### TASK TO CARRY OUT
Say how many lines contain the word "Slope". Only the number should be given.

--------------------------------

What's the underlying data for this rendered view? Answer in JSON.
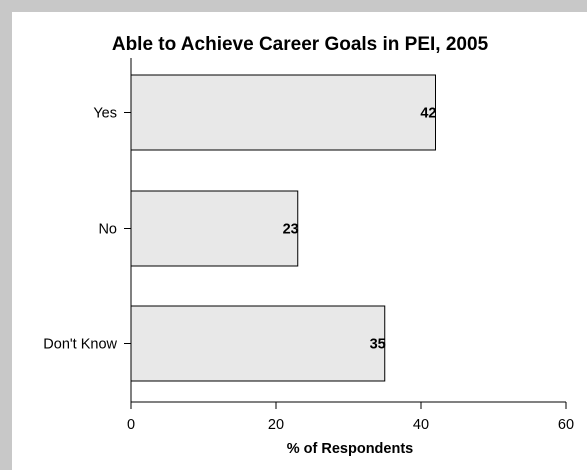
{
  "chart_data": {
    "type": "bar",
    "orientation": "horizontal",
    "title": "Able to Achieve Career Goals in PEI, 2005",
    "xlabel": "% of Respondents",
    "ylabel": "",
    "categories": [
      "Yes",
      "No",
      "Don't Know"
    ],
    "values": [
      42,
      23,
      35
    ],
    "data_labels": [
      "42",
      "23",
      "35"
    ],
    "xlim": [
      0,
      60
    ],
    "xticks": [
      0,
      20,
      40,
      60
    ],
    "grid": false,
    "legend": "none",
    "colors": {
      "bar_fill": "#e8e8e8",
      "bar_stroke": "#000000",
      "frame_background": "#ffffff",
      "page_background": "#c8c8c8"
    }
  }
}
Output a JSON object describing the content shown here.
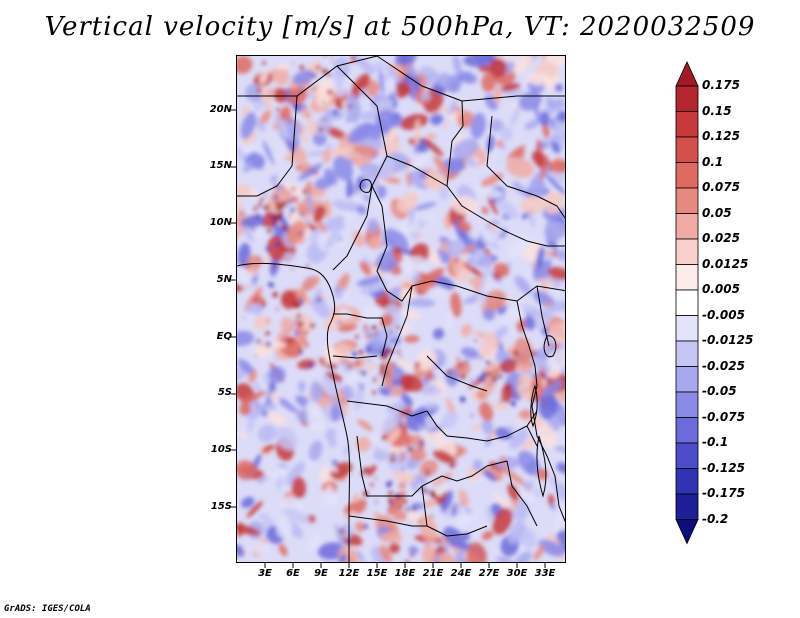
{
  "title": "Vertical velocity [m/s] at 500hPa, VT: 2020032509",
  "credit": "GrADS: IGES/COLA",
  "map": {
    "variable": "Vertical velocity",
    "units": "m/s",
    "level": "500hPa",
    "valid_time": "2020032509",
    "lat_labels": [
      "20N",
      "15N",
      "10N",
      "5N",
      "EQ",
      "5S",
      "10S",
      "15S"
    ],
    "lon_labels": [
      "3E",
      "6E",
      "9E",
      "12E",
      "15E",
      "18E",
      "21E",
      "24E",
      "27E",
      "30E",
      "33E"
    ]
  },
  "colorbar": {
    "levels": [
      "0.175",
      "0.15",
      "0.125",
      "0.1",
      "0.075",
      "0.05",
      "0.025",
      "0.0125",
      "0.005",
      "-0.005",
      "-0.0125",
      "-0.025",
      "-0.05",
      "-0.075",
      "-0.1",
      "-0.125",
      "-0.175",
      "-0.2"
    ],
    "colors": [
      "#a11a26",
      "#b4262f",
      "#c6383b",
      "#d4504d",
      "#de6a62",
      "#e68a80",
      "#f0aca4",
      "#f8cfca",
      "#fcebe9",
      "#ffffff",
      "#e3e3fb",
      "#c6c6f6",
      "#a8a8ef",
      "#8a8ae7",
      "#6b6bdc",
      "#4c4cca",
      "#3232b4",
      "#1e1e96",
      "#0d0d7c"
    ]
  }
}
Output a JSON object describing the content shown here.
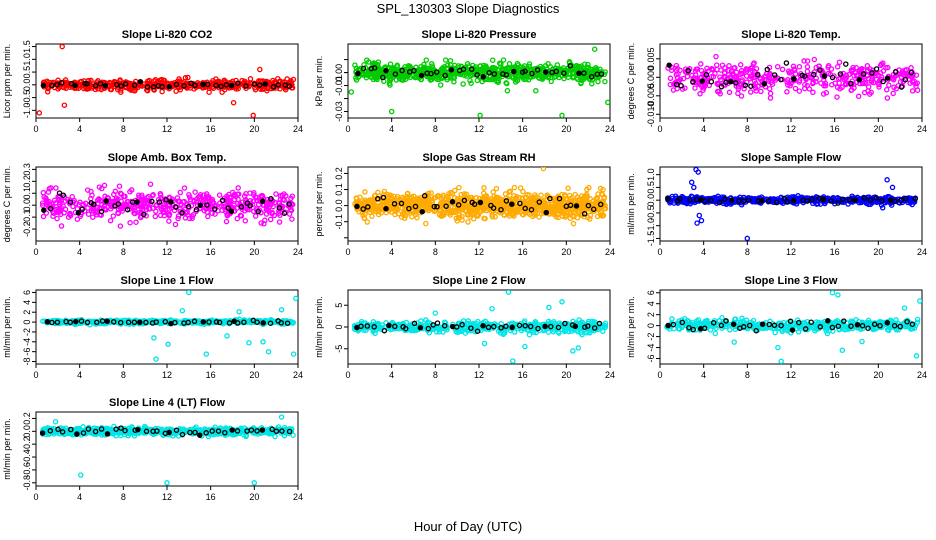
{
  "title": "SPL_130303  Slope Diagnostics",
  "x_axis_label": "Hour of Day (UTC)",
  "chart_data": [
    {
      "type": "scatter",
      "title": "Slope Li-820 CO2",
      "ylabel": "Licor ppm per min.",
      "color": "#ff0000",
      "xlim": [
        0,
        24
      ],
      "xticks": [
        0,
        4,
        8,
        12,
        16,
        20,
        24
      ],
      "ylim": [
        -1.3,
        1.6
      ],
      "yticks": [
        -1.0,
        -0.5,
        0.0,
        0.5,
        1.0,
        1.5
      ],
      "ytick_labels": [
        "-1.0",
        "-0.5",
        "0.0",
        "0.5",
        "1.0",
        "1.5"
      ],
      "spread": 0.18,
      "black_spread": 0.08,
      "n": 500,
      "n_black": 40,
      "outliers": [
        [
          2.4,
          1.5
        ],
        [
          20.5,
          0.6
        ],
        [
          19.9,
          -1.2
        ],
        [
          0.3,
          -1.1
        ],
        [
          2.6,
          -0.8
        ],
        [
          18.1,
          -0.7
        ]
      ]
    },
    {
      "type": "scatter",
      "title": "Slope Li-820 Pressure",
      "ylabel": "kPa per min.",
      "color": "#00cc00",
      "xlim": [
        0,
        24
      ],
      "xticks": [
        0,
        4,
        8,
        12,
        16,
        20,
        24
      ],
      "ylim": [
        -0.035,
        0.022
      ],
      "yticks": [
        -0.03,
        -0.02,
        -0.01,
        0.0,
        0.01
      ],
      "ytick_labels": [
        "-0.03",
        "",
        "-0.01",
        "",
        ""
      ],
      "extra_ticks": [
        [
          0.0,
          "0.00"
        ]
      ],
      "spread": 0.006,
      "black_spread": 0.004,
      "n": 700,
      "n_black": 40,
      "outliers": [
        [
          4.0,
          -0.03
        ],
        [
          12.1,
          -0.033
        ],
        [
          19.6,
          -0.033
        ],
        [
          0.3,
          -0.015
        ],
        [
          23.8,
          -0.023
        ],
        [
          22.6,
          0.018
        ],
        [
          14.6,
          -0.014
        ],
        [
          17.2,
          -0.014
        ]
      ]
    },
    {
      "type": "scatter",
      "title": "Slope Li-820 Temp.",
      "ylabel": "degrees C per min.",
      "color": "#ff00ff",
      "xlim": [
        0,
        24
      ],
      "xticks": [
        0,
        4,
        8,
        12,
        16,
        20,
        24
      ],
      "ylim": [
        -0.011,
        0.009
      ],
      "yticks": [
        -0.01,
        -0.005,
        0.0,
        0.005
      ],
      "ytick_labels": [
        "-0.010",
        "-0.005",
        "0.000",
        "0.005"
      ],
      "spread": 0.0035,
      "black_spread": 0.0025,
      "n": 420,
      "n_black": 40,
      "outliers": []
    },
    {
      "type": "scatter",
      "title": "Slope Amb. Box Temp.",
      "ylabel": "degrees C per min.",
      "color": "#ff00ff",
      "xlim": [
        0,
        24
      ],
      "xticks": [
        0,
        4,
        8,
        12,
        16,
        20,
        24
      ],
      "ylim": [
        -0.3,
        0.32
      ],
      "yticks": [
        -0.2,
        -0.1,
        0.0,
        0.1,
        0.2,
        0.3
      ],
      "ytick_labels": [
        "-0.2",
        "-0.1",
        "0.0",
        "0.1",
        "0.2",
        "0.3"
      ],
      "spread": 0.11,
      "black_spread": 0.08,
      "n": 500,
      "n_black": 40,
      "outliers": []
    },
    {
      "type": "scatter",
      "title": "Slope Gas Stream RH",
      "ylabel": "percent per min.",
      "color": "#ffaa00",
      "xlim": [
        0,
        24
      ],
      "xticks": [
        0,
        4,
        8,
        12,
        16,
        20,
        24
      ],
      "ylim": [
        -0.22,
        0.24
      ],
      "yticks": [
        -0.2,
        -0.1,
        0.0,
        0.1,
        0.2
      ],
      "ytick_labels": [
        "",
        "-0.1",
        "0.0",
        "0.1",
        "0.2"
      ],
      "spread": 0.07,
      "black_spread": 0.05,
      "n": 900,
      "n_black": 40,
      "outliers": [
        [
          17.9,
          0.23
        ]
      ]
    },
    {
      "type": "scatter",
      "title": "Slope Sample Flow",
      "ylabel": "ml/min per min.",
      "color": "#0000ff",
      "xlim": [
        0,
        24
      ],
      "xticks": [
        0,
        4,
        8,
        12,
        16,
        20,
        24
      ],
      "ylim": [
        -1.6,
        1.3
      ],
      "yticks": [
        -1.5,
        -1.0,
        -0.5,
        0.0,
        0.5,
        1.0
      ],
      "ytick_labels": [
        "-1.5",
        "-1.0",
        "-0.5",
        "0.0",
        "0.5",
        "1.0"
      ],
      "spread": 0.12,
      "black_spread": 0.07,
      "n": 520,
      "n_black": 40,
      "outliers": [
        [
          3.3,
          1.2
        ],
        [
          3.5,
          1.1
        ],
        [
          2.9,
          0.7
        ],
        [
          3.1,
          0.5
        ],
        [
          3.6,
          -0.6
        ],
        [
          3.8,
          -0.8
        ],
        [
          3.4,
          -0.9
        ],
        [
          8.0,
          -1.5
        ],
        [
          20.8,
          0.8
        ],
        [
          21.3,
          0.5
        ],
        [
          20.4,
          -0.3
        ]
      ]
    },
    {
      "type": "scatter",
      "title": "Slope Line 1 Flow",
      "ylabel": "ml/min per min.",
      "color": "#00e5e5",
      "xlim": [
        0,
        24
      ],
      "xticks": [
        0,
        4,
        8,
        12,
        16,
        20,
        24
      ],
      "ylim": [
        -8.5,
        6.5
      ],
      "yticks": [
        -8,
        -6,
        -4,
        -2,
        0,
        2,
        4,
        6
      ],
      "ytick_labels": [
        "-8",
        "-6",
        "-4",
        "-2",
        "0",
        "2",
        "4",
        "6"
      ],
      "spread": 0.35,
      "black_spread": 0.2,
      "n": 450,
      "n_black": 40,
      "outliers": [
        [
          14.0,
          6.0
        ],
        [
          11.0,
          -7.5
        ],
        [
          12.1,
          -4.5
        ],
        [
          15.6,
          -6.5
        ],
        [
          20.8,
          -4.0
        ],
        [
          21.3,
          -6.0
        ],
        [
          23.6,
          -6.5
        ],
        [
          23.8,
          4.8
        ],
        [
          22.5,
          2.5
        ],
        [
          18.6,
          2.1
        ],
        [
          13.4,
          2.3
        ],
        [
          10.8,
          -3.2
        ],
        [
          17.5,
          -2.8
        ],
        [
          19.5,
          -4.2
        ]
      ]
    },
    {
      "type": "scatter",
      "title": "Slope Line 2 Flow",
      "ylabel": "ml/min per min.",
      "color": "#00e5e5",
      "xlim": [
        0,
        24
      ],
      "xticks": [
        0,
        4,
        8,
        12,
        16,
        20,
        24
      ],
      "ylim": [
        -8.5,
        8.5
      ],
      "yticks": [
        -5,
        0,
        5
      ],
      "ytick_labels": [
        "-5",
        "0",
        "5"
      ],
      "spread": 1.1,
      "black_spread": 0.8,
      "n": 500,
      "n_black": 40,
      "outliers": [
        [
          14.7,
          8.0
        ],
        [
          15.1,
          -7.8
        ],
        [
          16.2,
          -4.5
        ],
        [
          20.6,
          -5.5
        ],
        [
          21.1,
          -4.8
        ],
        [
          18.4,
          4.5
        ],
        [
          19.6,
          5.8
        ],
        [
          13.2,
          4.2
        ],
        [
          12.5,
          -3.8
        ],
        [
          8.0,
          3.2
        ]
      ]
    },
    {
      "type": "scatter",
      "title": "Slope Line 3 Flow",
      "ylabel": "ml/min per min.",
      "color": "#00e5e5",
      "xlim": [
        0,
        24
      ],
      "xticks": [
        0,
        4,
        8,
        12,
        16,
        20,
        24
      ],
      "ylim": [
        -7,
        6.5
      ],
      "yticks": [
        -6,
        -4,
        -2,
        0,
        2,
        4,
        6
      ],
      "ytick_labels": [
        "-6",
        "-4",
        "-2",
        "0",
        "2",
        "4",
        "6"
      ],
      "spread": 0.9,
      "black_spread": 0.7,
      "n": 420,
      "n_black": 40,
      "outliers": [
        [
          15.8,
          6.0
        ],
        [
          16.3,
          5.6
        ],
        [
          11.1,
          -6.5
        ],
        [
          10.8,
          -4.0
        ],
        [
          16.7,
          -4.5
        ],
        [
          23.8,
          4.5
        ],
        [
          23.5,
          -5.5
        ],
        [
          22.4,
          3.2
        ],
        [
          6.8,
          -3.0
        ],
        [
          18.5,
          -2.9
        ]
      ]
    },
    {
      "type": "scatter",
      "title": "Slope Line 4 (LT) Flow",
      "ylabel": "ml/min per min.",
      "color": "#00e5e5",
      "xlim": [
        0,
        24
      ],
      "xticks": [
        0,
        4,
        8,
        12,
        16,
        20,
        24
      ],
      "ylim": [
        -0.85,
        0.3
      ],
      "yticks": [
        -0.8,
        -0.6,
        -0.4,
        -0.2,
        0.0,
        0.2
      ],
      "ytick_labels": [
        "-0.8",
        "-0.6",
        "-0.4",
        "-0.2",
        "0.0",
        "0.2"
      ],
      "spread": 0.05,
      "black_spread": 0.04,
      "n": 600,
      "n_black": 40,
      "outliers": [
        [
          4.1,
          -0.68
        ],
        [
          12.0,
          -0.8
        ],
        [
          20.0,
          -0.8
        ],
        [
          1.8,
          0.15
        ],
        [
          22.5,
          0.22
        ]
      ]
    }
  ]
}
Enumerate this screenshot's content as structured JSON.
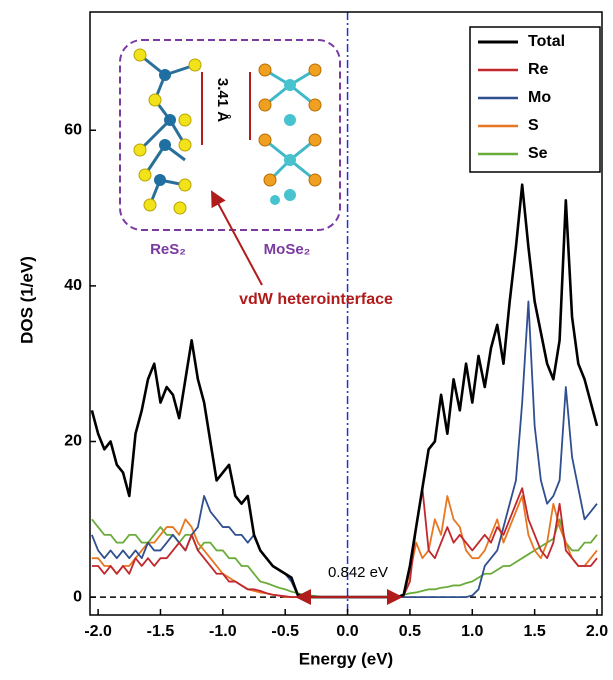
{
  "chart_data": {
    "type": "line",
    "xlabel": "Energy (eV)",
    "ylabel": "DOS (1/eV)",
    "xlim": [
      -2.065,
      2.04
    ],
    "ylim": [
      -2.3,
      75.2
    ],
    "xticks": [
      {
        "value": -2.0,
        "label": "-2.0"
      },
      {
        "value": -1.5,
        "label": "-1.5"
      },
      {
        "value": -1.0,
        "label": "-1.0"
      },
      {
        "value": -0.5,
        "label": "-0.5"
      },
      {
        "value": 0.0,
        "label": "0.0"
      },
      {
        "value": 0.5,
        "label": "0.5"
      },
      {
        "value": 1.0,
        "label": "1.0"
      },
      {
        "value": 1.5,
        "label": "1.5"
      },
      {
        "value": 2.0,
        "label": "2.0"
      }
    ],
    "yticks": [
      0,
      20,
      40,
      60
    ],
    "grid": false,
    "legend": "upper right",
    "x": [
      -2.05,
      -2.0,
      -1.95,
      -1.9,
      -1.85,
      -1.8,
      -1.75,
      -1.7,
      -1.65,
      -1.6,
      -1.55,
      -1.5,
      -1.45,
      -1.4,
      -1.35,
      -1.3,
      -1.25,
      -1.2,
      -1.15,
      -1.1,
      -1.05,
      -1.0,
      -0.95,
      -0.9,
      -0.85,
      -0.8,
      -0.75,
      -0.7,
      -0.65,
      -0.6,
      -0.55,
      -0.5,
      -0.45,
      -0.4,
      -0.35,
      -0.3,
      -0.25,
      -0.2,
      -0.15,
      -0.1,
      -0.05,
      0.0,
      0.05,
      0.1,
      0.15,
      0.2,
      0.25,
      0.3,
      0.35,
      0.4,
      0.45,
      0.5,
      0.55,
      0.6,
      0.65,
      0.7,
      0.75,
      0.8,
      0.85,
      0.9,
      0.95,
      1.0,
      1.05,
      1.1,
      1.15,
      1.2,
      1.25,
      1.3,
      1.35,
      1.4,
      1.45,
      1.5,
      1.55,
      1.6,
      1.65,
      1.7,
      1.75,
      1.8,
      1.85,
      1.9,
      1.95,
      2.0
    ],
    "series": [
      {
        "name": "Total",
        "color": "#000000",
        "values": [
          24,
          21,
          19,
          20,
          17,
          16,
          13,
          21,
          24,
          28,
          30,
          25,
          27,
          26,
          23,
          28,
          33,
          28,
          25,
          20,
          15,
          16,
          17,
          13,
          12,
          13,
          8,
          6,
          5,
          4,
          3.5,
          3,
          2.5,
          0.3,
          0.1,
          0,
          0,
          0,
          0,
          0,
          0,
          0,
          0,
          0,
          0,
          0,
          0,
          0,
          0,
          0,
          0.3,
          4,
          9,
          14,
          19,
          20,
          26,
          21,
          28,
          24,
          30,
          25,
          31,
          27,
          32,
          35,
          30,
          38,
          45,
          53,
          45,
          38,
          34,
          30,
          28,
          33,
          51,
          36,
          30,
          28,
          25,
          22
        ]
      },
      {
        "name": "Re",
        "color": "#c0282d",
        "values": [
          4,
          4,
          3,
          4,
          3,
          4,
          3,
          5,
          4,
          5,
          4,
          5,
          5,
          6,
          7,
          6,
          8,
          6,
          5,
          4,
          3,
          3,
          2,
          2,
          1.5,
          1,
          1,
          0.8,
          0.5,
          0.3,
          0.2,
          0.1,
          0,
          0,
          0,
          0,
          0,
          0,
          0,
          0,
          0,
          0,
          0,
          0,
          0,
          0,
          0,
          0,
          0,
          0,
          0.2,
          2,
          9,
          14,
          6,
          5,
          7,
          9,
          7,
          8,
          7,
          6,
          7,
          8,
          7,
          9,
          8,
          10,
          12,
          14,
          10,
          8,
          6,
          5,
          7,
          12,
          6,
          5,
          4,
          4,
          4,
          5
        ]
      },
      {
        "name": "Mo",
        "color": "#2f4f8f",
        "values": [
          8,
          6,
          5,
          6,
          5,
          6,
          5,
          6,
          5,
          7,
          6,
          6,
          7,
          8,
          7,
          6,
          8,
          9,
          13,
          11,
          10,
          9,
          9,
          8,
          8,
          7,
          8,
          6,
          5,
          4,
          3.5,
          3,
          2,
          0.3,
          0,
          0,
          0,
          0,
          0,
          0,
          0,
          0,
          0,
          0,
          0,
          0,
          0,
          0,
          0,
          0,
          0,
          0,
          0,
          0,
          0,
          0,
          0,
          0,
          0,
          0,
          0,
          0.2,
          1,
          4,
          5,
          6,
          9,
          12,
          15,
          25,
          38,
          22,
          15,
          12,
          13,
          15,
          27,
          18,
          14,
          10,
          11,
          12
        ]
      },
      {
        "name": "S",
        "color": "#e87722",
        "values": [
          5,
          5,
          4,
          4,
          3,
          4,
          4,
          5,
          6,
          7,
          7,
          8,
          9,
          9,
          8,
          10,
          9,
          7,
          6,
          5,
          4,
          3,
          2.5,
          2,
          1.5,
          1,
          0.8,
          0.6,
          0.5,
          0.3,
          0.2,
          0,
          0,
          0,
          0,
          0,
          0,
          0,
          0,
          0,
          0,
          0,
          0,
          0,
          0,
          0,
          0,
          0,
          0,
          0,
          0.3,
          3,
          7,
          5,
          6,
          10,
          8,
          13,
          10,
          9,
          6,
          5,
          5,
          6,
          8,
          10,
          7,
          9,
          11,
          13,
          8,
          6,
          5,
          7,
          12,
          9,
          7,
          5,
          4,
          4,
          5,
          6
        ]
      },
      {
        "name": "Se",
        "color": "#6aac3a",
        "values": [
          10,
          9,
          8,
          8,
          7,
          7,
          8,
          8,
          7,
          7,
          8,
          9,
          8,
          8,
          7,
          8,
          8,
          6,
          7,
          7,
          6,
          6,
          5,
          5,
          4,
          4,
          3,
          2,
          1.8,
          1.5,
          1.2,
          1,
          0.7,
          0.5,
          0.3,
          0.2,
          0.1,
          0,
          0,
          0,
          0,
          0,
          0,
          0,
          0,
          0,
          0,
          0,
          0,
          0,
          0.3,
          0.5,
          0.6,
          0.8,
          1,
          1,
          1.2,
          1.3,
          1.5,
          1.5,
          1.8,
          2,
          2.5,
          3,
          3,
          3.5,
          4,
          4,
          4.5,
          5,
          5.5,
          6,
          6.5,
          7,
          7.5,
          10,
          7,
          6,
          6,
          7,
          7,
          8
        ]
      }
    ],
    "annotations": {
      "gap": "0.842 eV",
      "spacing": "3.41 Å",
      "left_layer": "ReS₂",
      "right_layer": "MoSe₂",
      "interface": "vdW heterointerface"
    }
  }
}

--------------------------------

### SOLUTION TO THIS PROBLEM
11